• _EXERCISE INSTRUCTIONS_
List all lines of the data that include the string "text".

--- start of INFORMATION SHOWN ---

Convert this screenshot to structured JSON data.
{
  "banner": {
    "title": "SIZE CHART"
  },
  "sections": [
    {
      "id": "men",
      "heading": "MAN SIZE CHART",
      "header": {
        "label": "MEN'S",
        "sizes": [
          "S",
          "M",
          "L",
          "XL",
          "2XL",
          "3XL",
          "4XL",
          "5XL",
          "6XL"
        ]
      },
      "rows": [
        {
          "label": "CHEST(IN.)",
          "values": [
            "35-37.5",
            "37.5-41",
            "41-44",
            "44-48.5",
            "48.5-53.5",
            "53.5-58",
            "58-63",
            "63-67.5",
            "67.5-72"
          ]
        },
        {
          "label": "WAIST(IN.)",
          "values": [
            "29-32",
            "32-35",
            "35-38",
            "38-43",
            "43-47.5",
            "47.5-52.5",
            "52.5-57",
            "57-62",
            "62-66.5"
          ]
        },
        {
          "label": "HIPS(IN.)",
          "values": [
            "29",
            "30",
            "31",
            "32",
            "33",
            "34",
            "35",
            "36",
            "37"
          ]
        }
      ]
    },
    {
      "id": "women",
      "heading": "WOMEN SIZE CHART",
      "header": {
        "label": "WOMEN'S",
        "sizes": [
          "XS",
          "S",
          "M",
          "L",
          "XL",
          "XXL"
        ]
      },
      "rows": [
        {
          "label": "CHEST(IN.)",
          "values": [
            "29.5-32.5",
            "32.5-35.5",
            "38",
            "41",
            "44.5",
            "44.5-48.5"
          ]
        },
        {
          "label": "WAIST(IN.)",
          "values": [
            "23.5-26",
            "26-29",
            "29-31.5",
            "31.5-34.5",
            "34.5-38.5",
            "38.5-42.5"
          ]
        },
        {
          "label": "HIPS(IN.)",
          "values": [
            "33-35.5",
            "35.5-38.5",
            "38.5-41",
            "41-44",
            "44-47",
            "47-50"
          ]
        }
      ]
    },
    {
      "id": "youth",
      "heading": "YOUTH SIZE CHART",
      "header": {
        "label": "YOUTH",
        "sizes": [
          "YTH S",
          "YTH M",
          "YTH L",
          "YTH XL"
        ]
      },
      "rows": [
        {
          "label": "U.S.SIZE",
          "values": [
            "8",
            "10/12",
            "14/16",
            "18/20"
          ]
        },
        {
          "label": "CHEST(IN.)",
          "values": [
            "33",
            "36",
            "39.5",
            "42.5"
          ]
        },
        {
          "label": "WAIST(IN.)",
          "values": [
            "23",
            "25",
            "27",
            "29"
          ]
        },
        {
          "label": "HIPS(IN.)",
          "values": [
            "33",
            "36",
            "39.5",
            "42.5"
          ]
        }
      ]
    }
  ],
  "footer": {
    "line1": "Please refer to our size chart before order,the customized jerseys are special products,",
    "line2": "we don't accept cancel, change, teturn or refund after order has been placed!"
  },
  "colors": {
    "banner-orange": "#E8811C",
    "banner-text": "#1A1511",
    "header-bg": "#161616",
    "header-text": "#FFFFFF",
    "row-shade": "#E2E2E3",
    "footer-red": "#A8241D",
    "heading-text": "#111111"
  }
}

--- end of INFORMATION SHOWN ---

• _EXPECTED ANSWER_
    "banner-text": "#1A1511",
    "header-text": "#FFFFFF",
    "heading-text": "#111111"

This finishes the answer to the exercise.